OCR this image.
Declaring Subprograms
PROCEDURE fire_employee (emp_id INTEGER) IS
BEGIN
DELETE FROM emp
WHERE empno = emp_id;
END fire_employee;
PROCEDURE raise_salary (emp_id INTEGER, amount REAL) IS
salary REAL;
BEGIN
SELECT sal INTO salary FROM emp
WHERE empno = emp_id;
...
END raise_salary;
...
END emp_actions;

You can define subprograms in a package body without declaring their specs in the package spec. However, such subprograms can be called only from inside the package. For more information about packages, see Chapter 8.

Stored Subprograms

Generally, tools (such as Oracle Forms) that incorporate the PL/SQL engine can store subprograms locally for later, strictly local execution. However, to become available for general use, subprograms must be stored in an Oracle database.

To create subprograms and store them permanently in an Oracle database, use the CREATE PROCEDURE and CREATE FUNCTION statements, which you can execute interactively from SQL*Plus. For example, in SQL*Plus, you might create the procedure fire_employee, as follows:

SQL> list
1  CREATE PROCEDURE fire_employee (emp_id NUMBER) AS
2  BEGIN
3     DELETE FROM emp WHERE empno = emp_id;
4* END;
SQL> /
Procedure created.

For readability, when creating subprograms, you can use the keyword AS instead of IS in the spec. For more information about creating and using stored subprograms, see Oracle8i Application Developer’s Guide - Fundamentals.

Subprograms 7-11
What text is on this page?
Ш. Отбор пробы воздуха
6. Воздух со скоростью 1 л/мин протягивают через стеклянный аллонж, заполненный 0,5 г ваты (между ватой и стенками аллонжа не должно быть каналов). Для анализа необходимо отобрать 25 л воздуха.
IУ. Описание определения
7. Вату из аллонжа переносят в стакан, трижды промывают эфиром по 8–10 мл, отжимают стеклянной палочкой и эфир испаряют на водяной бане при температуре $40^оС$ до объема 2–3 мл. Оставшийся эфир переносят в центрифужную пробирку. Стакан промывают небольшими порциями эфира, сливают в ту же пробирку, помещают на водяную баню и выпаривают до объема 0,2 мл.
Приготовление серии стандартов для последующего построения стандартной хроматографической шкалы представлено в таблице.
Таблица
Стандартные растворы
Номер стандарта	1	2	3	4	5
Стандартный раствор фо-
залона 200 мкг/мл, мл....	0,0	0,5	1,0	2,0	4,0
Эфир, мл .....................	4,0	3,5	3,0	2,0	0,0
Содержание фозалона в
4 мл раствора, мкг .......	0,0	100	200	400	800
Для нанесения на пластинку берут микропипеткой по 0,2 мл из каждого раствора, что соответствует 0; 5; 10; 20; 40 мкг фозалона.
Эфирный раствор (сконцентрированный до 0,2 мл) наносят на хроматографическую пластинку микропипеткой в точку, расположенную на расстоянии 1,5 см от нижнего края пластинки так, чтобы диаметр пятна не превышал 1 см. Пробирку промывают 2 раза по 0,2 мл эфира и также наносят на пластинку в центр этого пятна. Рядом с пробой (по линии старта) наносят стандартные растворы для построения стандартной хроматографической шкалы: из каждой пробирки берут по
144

_Exercise details_: Among the entries above, how many lines include the word "воздуха"? Give the number with no comment.

_Answer to this problem_: 2